- **Instruções do exercício**:
a: No trecho sobre as mortes por covid-19, qual país tem o pior índice de mortalidade entre os países com mais de 10 milhões de habitantes?
b: Transcreva, do trecho sobre as mortes por covid-19, a parte que começa nas palavras "É importante considerar" e vai até "serão muito ruins.".

- **Trecho fornecido**:
>>>>

Três dos quatro países com mais mortes são os EUA (380.000), o Brasil (208.000) e o México (137.000), que além de grandes apresentam uma alta taxa de mortalidade. O quarto é a Índia (151.000), onde a mortalidade é bem menor, mas com 1,3 bilhão de habitantes. Também entre os 10 com mais mortes estão vários países de médio porte onde o vírus tem sido letal: Reino Unido (85.000), Itália (80.000), França (69.000) e Espanha (53.000). Eles estão entre os piores em mortes per capita. O pior índice de mortalidade é na Bélgica, que adiciona 1.700 mortes por milhão (considerando os países com mais de 10 milhões de habitantes). Nessa lista, seguem-se Itália, República Checa, Reino Unido, Peru, EUA e Espanha, todos lugares onde o vírus matou uma pessoa em cada mil habitantes.
É importante considerar esses números como aproximações. Em primeiro lugar, porque nem todos os países têm as mesmas regras para atribuir uma morte ao vírus ―a Bélgica, por exemplo, e ao contrário do que a maioria faz, inclui mortes “suspeitas” em suas estatísticas oficiais, embora não tenham sido confirmadas com um teste de laboratório. Mas também é preciso contar com o fato de que as estatísticas oficiais não serão perfeitas em nenhum país e em alguns serão muito ruins.
Em geral, as mortes por coronavírus serão maiores do que as que constam nos dados oficiais. É algo que sabemos com certeza em lugares como a Espanha, onde os órgãos de registro civil observaram um excesso anormal de 80.000 mortes desde março (em comparação com 2019 em anos anteriores). Nem todo esse excesso será necessariamente por causa da covid-19, mas grande parte, sim. Pelos atestados de óbito da primeira onda, preenchidos por médicos, 95% do excesso está relacionado ao vírus. O mesmo ocorre em países como Itália, Reino Unido e Estados Unidos.
Para se ter uma ideia do impacto da covid-19, basta dizer que está agora entre as principais causas de morte no mundo. Com dados de 31 de dezembro, a Organização Mundial da Saúde (OMS) afirma ser a sexta patologia dessa lista, no mesmo nível do câncer de pulmão e à frente de Alzheimer, diarreia, diabetes e doenças renais. Uma das principais causas de morte não existia há um ano.

<<<<

- **Registros apresentados**:
>>>>

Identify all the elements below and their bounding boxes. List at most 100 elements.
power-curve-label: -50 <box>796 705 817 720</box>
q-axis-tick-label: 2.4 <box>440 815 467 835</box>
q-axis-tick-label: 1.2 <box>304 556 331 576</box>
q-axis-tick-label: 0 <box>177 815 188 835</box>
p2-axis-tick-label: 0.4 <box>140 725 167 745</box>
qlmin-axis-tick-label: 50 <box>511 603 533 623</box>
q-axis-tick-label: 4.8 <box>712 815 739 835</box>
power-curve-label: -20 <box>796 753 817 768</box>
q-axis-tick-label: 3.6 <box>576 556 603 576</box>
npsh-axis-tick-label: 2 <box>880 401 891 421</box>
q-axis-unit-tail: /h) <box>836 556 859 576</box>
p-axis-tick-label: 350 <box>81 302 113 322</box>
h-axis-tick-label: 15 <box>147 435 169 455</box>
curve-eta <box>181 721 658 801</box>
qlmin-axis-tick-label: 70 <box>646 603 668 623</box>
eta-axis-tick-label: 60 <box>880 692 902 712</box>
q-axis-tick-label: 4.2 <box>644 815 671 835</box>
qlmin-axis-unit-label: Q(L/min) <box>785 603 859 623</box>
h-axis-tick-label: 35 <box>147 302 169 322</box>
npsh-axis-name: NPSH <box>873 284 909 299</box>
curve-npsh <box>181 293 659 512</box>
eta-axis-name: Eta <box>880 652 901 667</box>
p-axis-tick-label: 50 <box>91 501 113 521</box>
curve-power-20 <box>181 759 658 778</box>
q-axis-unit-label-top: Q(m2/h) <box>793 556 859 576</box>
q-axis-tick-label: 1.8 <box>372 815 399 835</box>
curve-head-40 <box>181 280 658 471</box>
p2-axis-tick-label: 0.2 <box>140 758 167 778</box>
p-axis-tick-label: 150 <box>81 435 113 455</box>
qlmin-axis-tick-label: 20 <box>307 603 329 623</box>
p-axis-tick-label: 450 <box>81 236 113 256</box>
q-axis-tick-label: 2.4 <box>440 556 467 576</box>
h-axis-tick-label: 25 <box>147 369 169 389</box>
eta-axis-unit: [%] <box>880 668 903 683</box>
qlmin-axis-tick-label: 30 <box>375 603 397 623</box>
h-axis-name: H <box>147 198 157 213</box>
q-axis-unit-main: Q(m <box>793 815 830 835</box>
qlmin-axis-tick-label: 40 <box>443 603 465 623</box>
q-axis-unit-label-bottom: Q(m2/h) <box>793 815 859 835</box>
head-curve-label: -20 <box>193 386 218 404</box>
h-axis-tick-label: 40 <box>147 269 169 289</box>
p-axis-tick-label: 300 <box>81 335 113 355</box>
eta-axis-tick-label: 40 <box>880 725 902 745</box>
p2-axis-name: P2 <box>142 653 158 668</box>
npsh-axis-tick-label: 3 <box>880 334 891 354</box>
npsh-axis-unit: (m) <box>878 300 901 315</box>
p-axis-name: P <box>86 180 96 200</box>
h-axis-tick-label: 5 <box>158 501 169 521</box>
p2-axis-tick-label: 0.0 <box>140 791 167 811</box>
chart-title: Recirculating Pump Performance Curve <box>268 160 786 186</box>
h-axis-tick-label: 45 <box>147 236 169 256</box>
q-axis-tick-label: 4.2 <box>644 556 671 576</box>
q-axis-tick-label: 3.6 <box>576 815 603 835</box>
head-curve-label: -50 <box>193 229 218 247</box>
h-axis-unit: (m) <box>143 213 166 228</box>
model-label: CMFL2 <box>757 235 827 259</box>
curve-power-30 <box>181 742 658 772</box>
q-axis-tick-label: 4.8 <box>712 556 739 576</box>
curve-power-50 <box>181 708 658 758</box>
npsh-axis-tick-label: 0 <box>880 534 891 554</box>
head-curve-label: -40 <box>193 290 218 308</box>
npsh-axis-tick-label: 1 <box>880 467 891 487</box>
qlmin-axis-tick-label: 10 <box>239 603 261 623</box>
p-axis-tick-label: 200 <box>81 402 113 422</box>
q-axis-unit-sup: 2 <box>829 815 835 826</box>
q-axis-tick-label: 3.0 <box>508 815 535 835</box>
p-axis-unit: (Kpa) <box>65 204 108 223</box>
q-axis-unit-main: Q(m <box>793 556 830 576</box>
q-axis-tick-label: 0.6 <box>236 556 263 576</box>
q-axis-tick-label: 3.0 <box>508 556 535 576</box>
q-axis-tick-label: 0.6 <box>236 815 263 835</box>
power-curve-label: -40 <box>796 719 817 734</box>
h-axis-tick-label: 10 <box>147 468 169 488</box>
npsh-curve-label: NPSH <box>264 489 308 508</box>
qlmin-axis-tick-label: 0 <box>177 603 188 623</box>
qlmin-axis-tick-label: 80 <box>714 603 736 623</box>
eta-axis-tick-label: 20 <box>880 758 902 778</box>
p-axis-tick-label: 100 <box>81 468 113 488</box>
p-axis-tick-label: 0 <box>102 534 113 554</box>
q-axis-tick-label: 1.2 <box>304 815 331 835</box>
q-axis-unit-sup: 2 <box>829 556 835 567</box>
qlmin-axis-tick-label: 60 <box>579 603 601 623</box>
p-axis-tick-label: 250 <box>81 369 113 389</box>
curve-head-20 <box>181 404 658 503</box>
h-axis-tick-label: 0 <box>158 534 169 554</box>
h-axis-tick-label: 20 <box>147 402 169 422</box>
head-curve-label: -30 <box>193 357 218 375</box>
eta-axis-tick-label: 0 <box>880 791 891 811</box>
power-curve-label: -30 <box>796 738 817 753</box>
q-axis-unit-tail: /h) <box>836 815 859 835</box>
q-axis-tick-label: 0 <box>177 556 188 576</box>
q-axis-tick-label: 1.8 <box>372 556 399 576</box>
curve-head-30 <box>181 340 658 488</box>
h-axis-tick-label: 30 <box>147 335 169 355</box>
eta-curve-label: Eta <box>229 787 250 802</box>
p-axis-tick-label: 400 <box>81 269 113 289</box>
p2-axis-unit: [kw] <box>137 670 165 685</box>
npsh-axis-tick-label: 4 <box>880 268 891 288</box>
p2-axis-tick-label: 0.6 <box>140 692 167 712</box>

<<<<

- **Respostas do exercício**:
a: A Bélgica, com 1.700 mortes por milhão de habitantes.

b:
É importante considerar esses números como aproximações. Em primeiro lugar, porque nem todos os países têm as mesmas regras para atribuir uma morte ao vírus ―a Bélgica, por exemplo, e ao contrário do que a maioria faz, inclui mortes “suspeitas” em suas estatísticas oficiais, embora não tenham sido confirmadas com um teste de laboratório. Mas também é preciso contar com o fato de que as estatísticas oficiais não serão perfeitas em nenhum país e em alguns serão muito ruins.